#### [EXERCISE DETAILS]
Give back, unchanged, each line from the one containing "Give me a plain-text" through the last line of the entries below.

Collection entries
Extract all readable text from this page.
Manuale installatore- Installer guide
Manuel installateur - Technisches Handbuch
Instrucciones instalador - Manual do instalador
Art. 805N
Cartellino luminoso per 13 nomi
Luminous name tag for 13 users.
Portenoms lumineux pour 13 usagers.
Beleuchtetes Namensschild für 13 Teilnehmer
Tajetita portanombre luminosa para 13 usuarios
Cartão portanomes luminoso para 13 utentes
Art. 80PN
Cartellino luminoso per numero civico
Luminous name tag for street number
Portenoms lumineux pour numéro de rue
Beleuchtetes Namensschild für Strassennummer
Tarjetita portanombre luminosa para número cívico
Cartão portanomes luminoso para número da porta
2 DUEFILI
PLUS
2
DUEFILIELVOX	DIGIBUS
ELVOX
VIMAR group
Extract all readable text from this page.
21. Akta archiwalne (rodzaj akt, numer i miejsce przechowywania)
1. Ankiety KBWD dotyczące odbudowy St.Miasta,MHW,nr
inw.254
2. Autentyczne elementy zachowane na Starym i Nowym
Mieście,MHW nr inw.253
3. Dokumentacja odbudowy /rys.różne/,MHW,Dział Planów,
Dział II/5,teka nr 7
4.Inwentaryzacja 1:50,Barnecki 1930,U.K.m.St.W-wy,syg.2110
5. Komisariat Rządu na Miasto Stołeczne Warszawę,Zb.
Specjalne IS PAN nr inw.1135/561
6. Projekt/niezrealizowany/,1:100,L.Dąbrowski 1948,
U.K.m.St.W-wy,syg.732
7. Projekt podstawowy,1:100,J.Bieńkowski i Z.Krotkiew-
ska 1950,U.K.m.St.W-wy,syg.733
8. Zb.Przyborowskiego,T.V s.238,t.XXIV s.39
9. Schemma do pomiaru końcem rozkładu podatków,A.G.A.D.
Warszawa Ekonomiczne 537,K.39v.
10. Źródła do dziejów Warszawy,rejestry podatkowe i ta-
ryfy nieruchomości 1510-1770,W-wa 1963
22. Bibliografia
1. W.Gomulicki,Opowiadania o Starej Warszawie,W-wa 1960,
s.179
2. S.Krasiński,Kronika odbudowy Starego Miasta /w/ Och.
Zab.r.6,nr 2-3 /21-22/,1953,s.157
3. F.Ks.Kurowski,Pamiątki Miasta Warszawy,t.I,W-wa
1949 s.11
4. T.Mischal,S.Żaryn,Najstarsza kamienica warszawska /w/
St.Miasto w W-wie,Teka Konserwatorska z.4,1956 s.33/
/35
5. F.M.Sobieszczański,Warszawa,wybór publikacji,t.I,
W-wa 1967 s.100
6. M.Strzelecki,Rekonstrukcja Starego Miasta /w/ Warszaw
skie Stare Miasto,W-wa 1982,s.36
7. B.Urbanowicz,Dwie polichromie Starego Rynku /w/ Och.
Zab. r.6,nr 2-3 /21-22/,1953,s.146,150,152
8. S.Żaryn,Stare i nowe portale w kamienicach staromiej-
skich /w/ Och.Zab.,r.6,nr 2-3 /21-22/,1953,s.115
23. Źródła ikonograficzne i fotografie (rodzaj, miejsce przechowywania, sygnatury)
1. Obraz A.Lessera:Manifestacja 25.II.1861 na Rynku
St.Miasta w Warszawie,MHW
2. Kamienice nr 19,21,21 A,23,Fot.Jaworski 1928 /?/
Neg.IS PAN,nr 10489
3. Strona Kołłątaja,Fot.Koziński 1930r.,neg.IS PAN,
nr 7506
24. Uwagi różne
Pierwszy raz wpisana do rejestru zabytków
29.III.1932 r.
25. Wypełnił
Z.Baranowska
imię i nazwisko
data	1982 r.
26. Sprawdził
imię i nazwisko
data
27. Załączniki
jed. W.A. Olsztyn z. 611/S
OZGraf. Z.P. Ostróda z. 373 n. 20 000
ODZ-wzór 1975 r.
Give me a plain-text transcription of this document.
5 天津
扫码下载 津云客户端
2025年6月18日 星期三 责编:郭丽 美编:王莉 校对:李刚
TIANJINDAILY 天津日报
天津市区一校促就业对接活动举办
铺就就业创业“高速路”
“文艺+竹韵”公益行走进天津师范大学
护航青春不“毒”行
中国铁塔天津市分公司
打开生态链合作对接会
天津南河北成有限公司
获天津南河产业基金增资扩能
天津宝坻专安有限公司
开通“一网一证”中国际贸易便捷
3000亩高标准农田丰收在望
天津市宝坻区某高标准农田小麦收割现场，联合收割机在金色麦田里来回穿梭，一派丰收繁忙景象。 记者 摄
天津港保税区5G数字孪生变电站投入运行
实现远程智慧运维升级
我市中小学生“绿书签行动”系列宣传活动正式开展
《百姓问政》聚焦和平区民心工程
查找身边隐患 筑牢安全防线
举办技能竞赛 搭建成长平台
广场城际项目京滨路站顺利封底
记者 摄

#### [THE RESPONSE]
Give me a plain-text transcription of this document.
5 天津
扫码下载 津云客户端
2025年6月18日 星期三 责编:郭丽 美编:王莉 校对:李刚
TIANJINDAILY 天津日报
天津市区一校促就业对接活动举办
铺就就业创业“高速路”
“文艺+竹韵”公益行走进天津师范大学
护航青春不“毒”行
中国铁塔天津市分公司
打开生态链合作对接会
天津南河北成有限公司
获天津南河产业基金增资扩能
天津宝坻专安有限公司
开通“一网一证”中国际贸易便捷
3000亩高标准农田丰收在望
天津市宝坻区某高标准农田小麦收割现场，联合收割机在金色麦田里来回穿梭，一派丰收繁忙景象。 记者 摄
天津港保税区5G数字孪生变电站投入运行
实现远程智慧运维升级
我市中小学生“绿书签行动”系列宣传活动正式开展
《百姓问政》聚焦和平区民心工程
查找身边隐患 筑牢安全防线
举办技能竞赛 搭建成长平台
广场城际项目京滨路站顺利封底
记者 摄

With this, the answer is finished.